To me this story is about power – who has it, who wants it, who needs it.  Last month we dealt with Krishna and his mother and touched on issues of motherhood.  This month the story brings me to issues of childhood.

When I was little it seemed like I was in a continuous struggle for power with my mother; a struggle into which I had arbitrarily been plunged without instruction book or reason.  Of course I’m describing my feelings – the language came with education and experience and years of introspection and reflection – but I knew instinctively, as all young animals know,  that understanding the power dynamics of my tribe was vital to survival.

I know now, she did not see me as her adversary.  In fact, the struggle I took so personally wasn’t personal at all.  Her anger, come by honestly, could not be directed at its proper target and so she turned it on herself and on me.

Peas were a huge issue.  I hated them, she insisted on serving them.  Truly they made me gag.  It was the texture more than anything else, but the color didn’t help.  In the beginning they were canned.  The frozen ones were mildly better though by the time they came around the battle lines were so entrenched no one could back down.  On the nights she served peas I often sat in front of am congealing food until bedtime.  I devised all kinds of devious ways of folding them up in my paper napkins and then excusing myself to go to the bathroom where I flushed them down the toilet. I stuffed them in my pockets, pushed them into the soft stick of butter in the butter dish, dropped them in my glass of milk, and fed them to the dog who spit them out.  He didn’t like them either.  Naturally, these stratagems usually failed, resulting in interminable lectures about starving children in foreign climes.  The slightest hint of defiance in the form of body language or glances led to high-pitched angry tirades that shattered everyone’s peace for the rest of the evening.

:: Supplied material ::
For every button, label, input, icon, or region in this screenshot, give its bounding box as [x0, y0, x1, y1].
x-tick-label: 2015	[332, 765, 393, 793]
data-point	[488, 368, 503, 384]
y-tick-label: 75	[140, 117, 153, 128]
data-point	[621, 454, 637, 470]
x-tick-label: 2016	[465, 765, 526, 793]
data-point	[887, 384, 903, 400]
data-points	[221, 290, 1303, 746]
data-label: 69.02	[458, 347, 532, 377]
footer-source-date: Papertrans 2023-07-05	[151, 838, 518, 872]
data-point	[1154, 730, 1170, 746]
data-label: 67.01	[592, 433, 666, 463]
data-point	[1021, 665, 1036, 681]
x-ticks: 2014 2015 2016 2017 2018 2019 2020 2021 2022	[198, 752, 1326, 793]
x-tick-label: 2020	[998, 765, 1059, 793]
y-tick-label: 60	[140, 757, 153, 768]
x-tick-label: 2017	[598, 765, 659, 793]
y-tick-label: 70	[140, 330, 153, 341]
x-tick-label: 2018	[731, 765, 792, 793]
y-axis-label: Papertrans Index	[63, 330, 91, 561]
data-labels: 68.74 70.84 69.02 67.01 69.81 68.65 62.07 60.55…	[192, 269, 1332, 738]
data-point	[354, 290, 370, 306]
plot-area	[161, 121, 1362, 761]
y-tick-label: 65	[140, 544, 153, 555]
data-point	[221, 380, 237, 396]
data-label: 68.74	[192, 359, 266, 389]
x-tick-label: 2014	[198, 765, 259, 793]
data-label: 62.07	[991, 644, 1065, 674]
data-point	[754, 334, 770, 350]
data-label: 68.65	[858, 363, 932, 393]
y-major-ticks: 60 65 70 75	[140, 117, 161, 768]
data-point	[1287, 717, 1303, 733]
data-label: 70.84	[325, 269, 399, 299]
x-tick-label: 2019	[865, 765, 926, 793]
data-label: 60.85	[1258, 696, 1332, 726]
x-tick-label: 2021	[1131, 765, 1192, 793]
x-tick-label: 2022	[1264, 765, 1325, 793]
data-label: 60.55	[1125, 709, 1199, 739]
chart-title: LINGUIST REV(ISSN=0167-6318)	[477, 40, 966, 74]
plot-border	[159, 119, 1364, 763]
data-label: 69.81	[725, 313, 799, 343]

:: What this exercise asks ::
1. Please rewrite everything in the essay from "To me this story" down to "vital to survival.", changing "power" to "control".
2. Pick out each line of the records that contains the string "ticks".
The records have no connection to the essay.

:: Responses ::
1.
To me this story is about control – who has it, who wants it, who needs it.  Last month we dealt with Krishna and his mother and touched on issues of motherhood.  This month the story brings me to issues of childhood.

When I was little it seemed like I was in a continuous struggle for control with my mother; a struggle into which I had arbitrarily been plunged without instruction book or reason.  Of course I’m describing my feelings – the language came with education and experience and years of introspection and reflection – but I knew instinctively, as all young animals know,  that understanding the control dynamics of my tribe was vital to survival.

2.
x-ticks: 2014 2015 2016 2017 2018 2019 2020 2021 2022	[198, 752, 1326, 793]
y-major-ticks: 60 65 70 75	[140, 117, 161, 768]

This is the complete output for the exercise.